> [Listed records]

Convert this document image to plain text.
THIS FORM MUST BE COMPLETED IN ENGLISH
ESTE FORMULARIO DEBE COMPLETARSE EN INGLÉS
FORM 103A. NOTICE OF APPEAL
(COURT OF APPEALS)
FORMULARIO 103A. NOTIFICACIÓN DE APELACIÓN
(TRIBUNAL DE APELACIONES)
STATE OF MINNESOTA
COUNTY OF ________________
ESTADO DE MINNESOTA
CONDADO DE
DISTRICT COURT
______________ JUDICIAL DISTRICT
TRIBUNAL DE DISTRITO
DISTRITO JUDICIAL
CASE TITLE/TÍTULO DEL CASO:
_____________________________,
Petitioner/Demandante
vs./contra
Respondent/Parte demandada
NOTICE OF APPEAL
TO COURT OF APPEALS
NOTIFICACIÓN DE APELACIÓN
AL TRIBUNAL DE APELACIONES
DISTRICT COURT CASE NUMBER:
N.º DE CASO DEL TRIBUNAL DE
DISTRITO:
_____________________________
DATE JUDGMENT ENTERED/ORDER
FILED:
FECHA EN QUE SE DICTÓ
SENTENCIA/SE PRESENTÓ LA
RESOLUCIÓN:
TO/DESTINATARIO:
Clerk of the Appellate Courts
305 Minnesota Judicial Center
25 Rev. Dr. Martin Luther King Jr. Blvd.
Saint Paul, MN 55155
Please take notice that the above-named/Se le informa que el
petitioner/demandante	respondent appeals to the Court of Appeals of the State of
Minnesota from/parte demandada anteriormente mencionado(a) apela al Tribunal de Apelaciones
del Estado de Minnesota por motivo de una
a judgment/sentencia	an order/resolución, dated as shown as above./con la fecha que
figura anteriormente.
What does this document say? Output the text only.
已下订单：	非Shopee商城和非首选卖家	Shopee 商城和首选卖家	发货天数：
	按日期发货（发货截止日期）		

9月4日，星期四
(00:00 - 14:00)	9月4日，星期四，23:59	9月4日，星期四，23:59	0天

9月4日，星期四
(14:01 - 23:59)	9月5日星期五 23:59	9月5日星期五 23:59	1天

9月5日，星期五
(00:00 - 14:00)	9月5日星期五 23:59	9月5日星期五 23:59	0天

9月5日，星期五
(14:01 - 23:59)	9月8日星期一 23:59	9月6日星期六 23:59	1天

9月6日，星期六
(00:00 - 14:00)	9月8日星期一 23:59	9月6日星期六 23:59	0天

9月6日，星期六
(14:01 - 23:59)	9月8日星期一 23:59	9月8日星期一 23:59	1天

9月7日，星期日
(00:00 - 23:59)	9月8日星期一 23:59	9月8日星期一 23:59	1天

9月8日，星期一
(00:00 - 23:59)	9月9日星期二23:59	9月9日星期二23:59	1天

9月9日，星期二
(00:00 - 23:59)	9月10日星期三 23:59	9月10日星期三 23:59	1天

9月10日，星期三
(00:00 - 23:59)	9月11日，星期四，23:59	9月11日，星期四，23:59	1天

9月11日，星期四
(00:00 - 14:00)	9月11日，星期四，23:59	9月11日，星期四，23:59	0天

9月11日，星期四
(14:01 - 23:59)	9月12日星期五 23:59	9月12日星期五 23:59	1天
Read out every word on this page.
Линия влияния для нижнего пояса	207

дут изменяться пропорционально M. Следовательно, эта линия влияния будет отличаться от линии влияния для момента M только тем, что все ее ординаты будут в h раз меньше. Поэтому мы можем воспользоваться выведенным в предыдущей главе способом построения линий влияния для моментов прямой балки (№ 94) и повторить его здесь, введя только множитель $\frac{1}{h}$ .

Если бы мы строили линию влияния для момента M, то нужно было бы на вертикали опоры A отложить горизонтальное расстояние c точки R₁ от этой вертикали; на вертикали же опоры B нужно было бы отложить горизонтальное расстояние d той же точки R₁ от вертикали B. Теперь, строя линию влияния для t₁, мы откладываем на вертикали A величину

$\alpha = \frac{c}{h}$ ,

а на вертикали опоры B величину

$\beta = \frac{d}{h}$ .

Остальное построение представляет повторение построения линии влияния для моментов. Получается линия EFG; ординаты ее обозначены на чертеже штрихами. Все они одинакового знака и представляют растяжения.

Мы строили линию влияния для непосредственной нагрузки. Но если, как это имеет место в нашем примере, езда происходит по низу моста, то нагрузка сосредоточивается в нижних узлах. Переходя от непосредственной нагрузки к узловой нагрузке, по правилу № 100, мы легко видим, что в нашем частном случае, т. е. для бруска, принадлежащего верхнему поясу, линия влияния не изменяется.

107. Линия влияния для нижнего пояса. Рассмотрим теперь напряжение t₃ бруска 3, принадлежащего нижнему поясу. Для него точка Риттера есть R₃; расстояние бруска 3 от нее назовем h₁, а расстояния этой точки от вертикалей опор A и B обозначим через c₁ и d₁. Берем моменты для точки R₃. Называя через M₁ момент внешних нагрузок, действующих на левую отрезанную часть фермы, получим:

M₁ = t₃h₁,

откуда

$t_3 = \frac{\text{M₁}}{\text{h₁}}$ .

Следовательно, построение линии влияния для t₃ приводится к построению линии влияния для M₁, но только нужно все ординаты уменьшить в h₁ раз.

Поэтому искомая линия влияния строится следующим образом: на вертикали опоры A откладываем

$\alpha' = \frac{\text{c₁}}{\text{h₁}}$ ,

> [Exercise aim] Go through the listing and copy all of it exactly.

> [Exercise response]
Convert this document image to plain text.
THIS FORM MUST BE COMPLETED IN ENGLISH
ESTE FORMULARIO DEBE COMPLETARSE EN INGLÉS
FORM 103A. NOTICE OF APPEAL
(COURT OF APPEALS)
FORMULARIO 103A. NOTIFICACIÓN DE APELACIÓN
(TRIBUNAL DE APELACIONES)
STATE OF MINNESOTA
COUNTY OF ________________
ESTADO DE MINNESOTA
CONDADO DE
DISTRICT COURT
______________ JUDICIAL DISTRICT
TRIBUNAL DE DISTRITO
DISTRITO JUDICIAL
CASE TITLE/TÍTULO DEL CASO:
_____________________________,
Petitioner/Demandante
vs./contra
Respondent/Parte demandada
NOTICE OF APPEAL
TO COURT OF APPEALS
NOTIFICACIÓN DE APELACIÓN
AL TRIBUNAL DE APELACIONES
DISTRICT COURT CASE NUMBER:
N.º DE CASO DEL TRIBUNAL DE
DISTRITO:
_____________________________
DATE JUDGMENT ENTERED/ORDER
FILED:
FECHA EN QUE SE DICTÓ
SENTENCIA/SE PRESENTÓ LA
RESOLUCIÓN:
TO/DESTINATARIO:
Clerk of the Appellate Courts
305 Minnesota Judicial Center
25 Rev. Dr. Martin Luther King Jr. Blvd.
Saint Paul, MN 55155
Please take notice that the above-named/Se le informa que el
petitioner/demandante	respondent appeals to the Court of Appeals of the State of
Minnesota from/parte demandada anteriormente mencionado(a) apela al Tribunal de Apelaciones
del Estado de Minnesota por motivo de una
a judgment/sentencia	an order/resolución, dated as shown as above./con la fecha que
figura anteriormente.
What does this document say? Output the text only.
已下订单：	非Shopee商城和非首选卖家	Shopee 商城和首选卖家	发货天数：
	按日期发货（发货截止日期）		

9月4日，星期四
(00:00 - 14:00)	9月4日，星期四，23:59	9月4日，星期四，23:59	0天

9月4日，星期四
(14:01 - 23:59)	9月5日星期五 23:59	9月5日星期五 23:59	1天

9月5日，星期五
(00:00 - 14:00)	9月5日星期五 23:59	9月5日星期五 23:59	0天

9月5日，星期五
(14:01 - 23:59)	9月8日星期一 23:59	9月6日星期六 23:59	1天

9月6日，星期六
(00:00 - 14:00)	9月8日星期一 23:59	9月6日星期六 23:59	0天

9月6日，星期六
(14:01 - 23:59)	9月8日星期一 23:59	9月8日星期一 23:59	1天

9月7日，星期日
(00:00 - 23:59)	9月8日星期一 23:59	9月8日星期一 23:59	1天

9月8日，星期一
(00:00 - 23:59)	9月9日星期二23:59	9月9日星期二23:59	1天

9月9日，星期二
(00:00 - 23:59)	9月10日星期三 23:59	9月10日星期三 23:59	1天

9月10日，星期三
(00:00 - 23:59)	9月11日，星期四，23:59	9月11日，星期四，23:59	1天

9月11日，星期四
(00:00 - 14:00)	9月11日，星期四，23:59	9月11日，星期四，23:59	0天

9月11日，星期四
(14:01 - 23:59)	9月12日星期五 23:59	9月12日星期五 23:59	1天
Read out every word on this page.
Линия влияния для нижнего пояса	207

дут изменяться пропорционально M. Следовательно, эта линия влияния будет отличаться от линии влияния для момента M только тем, что все ее ординаты будут в h раз меньше. Поэтому мы можем воспользоваться выведенным в предыдущей главе способом построения линий влияния для моментов прямой балки (№ 94) и повторить его здесь, введя только множитель $\frac{1}{h}$ .

Если бы мы строили линию влияния для момента M, то нужно было бы на вертикали опоры A отложить горизонтальное расстояние c точки R₁ от этой вертикали; на вертикали же опоры B нужно было бы отложить горизонтальное расстояние d той же точки R₁ от вертикали B. Теперь, строя линию влияния для t₁, мы откладываем на вертикали A величину

$\alpha = \frac{c}{h}$ ,

а на вертикали опоры B величину

$\beta = \frac{d}{h}$ .

Остальное построение представляет повторение построения линии влияния для моментов. Получается линия EFG; ординаты ее обозначены на чертеже штрихами. Все они одинакового знака и представляют растяжения.

Мы строили линию влияния для непосредственной нагрузки. Но если, как это имеет место в нашем примере, езда происходит по низу моста, то нагрузка сосредоточивается в нижних узлах. Переходя от непосредственной нагрузки к узловой нагрузке, по правилу № 100, мы легко видим, что в нашем частном случае, т. е. для бруска, принадлежащего верхнему поясу, линия влияния не изменяется.

107. Линия влияния для нижнего пояса. Рассмотрим теперь напряжение t₃ бруска 3, принадлежащего нижнему поясу. Для него точка Риттера есть R₃; расстояние бруска 3 от нее назовем h₁, а расстояния этой точки от вертикалей опор A и B обозначим через c₁ и d₁. Берем моменты для точки R₃. Называя через M₁ момент внешних нагрузок, действующих на левую отрезанную часть фермы, получим:

M₁ = t₃h₁,

откуда

$t_3 = \frac{\text{M₁}}{\text{h₁}}$ .

Следовательно, построение линии влияния для t₃ приводится к построению линии влияния для M₁, но только нужно все ординаты уменьшить в h₁ раз.

Поэтому искомая линия влияния строится следующим образом: на вертикали опоры A откладываем

$\alpha' = \frac{\text{c₁}}{\text{h₁}}$ ,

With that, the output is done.